Reply with one number: the count of lines in the data that hold the string "time".

(Figure contents as structured data)
**********
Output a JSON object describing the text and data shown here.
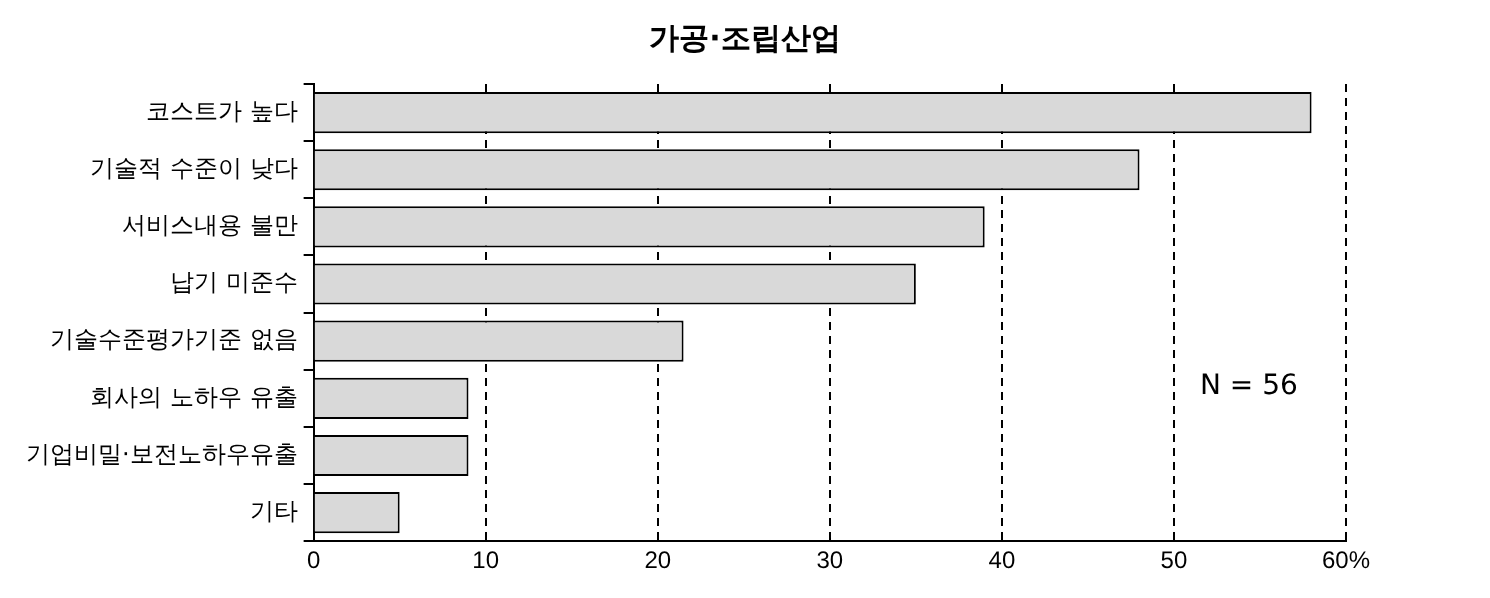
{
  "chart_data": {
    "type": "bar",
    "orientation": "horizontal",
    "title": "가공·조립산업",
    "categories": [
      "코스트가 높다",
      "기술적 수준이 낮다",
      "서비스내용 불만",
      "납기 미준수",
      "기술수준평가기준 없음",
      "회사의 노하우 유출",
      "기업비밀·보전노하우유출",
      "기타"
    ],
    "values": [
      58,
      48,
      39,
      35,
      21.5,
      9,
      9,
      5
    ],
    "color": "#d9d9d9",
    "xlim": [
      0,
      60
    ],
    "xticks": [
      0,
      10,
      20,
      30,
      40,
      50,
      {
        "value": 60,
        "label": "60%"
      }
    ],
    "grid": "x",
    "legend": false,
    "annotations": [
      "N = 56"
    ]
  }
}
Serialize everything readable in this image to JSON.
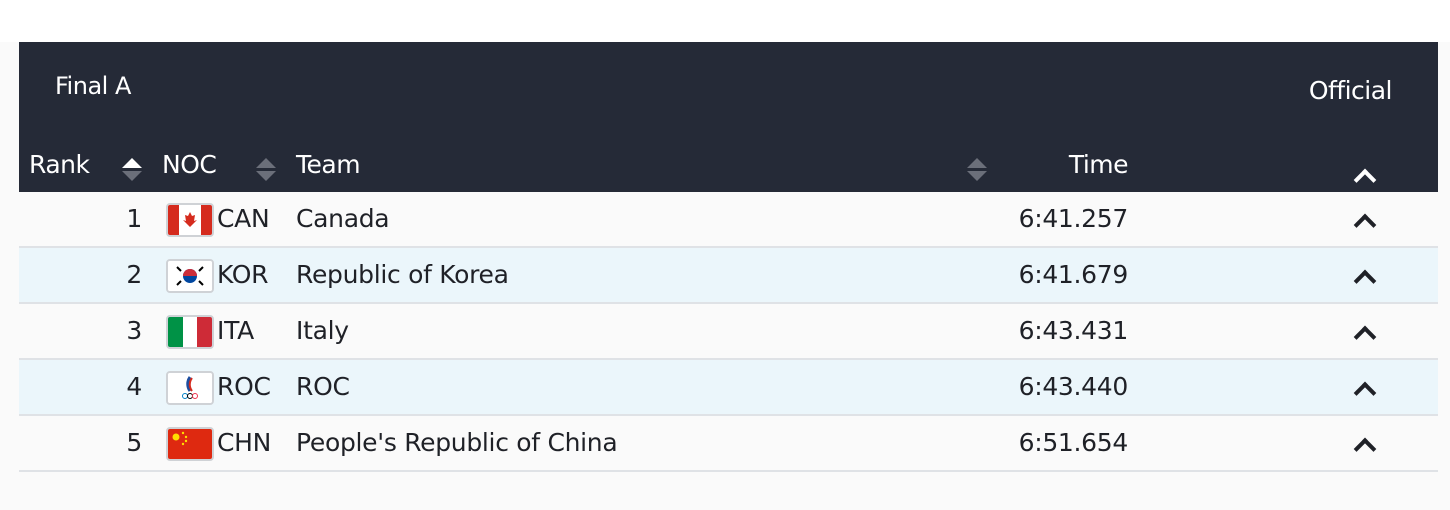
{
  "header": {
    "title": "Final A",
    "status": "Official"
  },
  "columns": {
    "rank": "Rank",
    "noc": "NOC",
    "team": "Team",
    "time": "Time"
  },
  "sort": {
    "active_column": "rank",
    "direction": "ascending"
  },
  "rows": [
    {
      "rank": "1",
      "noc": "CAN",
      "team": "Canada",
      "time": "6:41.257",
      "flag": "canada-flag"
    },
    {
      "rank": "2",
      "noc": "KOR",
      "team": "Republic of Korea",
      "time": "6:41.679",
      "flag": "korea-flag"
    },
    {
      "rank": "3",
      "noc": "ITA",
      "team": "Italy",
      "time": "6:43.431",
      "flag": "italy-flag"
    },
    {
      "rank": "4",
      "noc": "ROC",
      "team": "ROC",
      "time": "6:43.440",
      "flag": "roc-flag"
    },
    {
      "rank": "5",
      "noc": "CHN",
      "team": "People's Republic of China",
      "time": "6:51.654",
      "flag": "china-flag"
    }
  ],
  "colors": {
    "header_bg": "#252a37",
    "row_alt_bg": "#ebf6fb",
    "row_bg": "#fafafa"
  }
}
**********
▸ Answer to this task: 6